⟨

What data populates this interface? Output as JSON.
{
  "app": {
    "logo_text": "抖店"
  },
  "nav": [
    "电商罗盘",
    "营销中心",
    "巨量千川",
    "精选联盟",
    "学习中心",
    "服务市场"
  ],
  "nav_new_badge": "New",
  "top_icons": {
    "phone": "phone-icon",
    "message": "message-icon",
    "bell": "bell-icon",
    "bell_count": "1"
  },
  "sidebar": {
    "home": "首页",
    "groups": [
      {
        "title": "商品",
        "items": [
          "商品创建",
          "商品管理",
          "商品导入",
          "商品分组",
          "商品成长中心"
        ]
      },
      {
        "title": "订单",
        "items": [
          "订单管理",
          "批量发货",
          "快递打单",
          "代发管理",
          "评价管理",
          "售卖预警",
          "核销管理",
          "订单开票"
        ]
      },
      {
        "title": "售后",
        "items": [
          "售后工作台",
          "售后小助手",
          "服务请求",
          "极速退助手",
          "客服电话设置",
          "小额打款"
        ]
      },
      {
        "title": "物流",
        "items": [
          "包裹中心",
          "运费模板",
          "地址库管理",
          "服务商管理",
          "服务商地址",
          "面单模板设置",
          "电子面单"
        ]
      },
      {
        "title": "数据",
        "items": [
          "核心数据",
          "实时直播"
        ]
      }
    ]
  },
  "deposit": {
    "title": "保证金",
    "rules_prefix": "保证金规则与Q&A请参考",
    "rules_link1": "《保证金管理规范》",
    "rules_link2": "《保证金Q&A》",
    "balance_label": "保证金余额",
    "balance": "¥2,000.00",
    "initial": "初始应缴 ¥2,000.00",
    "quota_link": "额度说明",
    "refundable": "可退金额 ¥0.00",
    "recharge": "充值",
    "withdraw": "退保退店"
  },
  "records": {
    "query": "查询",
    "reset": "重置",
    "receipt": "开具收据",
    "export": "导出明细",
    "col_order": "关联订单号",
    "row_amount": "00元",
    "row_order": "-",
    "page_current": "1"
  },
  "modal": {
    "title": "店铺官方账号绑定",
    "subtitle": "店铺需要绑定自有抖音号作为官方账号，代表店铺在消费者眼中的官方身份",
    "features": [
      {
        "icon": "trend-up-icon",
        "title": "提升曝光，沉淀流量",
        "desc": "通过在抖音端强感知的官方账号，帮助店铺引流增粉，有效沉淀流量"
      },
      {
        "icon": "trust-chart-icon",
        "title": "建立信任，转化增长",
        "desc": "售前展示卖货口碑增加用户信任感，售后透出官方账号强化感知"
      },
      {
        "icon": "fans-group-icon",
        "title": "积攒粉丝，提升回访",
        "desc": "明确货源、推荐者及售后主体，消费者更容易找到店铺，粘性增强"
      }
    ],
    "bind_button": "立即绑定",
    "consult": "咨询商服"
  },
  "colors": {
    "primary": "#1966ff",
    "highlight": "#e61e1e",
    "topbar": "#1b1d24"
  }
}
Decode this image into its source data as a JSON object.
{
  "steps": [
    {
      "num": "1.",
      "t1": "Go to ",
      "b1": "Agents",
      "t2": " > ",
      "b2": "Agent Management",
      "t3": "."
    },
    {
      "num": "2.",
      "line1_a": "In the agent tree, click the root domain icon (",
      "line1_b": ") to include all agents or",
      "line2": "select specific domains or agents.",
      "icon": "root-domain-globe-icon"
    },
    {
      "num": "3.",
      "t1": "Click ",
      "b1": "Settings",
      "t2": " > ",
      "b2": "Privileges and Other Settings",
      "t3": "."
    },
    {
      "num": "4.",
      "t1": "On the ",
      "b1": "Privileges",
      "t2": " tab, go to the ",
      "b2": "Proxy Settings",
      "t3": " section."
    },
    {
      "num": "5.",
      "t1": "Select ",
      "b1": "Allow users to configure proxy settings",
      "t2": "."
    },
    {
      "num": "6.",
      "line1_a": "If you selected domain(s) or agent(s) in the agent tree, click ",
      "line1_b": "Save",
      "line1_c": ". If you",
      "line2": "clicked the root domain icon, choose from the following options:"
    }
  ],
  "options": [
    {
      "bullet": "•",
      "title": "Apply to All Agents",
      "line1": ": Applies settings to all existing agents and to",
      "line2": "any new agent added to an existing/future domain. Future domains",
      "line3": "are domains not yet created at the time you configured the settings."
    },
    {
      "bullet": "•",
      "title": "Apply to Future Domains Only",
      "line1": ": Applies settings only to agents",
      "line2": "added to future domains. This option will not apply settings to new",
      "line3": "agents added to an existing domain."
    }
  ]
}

⟩

Given exercise: Write out all records exactly, keeping every detail.

Solution:
What data populates this interface? Output as JSON.
{
  "app": {
    "logo_text": "抖店"
  },
  "nav": [
    "电商罗盘",
    "营销中心",
    "巨量千川",
    "精选联盟",
    "学习中心",
    "服务市场"
  ],
  "nav_new_badge": "New",
  "top_icons": {
    "phone": "phone-icon",
    "message": "message-icon",
    "bell": "bell-icon",
    "bell_count": "1"
  },
  "sidebar": {
    "home": "首页",
    "groups": [
      {
        "title": "商品",
        "items": [
          "商品创建",
          "商品管理",
          "商品导入",
          "商品分组",
          "商品成长中心"
        ]
      },
      {
        "title": "订单",
        "items": [
          "订单管理",
          "批量发货",
          "快递打单",
          "代发管理",
          "评价管理",
          "售卖预警",
          "核销管理",
          "订单开票"
        ]
      },
      {
        "title": "售后",
        "items": [
          "售后工作台",
          "售后小助手",
          "服务请求",
          "极速退助手",
          "客服电话设置",
          "小额打款"
        ]
      },
      {
        "title": "物流",
        "items": [
          "包裹中心",
          "运费模板",
          "地址库管理",
          "服务商管理",
          "服务商地址",
          "面单模板设置",
          "电子面单"
        ]
      },
      {
        "title": "数据",
        "items": [
          "核心数据",
          "实时直播"
        ]
      }
    ]
  },
  "deposit": {
    "title": "保证金",
    "rules_prefix": "保证金规则与Q&A请参考",
    "rules_link1": "《保证金管理规范》",
    "rules_link2": "《保证金Q&A》",
    "balance_label": "保证金余额",
    "balance": "¥2,000.00",
    "initial": "初始应缴 ¥2,000.00",
    "quota_link": "额度说明",
    "refundable": "可退金额 ¥0.00",
    "recharge": "充值",
    "withdraw": "退保退店"
  },
  "records": {
    "query": "查询",
    "reset": "重置",
    "receipt": "开具收据",
    "export": "导出明细",
    "col_order": "关联订单号",
    "row_amount": "00元",
    "row_order": "-",
    "page_current": "1"
  },
  "modal": {
    "title": "店铺官方账号绑定",
    "subtitle": "店铺需要绑定自有抖音号作为官方账号，代表店铺在消费者眼中的官方身份",
    "features": [
      {
        "icon": "trend-up-icon",
        "title": "提升曝光，沉淀流量",
        "desc": "通过在抖音端强感知的官方账号，帮助店铺引流增粉，有效沉淀流量"
      },
      {
        "icon": "trust-chart-icon",
        "title": "建立信任，转化增长",
        "desc": "售前展示卖货口碑增加用户信任感，售后透出官方账号强化感知"
      },
      {
        "icon": "fans-group-icon",
        "title": "积攒粉丝，提升回访",
        "desc": "明确货源、推荐者及售后主体，消费者更容易找到店铺，粘性增强"
      }
    ],
    "bind_button": "立即绑定",
    "consult": "咨询商服"
  },
  "colors": {
    "primary": "#1966ff",
    "highlight": "#e61e1e",
    "topbar": "#1b1d24"
  }
}
Decode this image into its source data as a JSON object.
{
  "steps": [
    {
      "num": "1.",
      "t1": "Go to ",
      "b1": "Agents",
      "t2": " > ",
      "b2": "Agent Management",
      "t3": "."
    },
    {
      "num": "2.",
      "line1_a": "In the agent tree, click the root domain icon (",
      "line1_b": ") to include all agents or",
      "line2": "select specific domains or agents.",
      "icon": "root-domain-globe-icon"
    },
    {
      "num": "3.",
      "t1": "Click ",
      "b1": "Settings",
      "t2": " > ",
      "b2": "Privileges and Other Settings",
      "t3": "."
    },
    {
      "num": "4.",
      "t1": "On the ",
      "b1": "Privileges",
      "t2": " tab, go to the ",
      "b2": "Proxy Settings",
      "t3": " section."
    },
    {
      "num": "5.",
      "t1": "Select ",
      "b1": "Allow users to configure proxy settings",
      "t2": "."
    },
    {
      "num": "6.",
      "line1_a": "If you selected domain(s) or agent(s) in the agent tree, click ",
      "line1_b": "Save",
      "line1_c": ". If you",
      "line2": "clicked the root domain icon, choose from the following options:"
    }
  ],
  "options": [
    {
      "bullet": "•",
      "title": "Apply to All Agents",
      "line1": ": Applies settings to all existing agents and to",
      "line2": "any new agent added to an existing/future domain. Future domains",
      "line3": "are domains not yet created at the time you configured the settings."
    },
    {
      "bullet": "•",
      "title": "Apply to Future Domains Only",
      "line1": ": Applies settings only to agents",
      "line2": "added to future domains. This option will not apply settings to new",
      "line3": "agents added to an existing domain."
    }
  ]
}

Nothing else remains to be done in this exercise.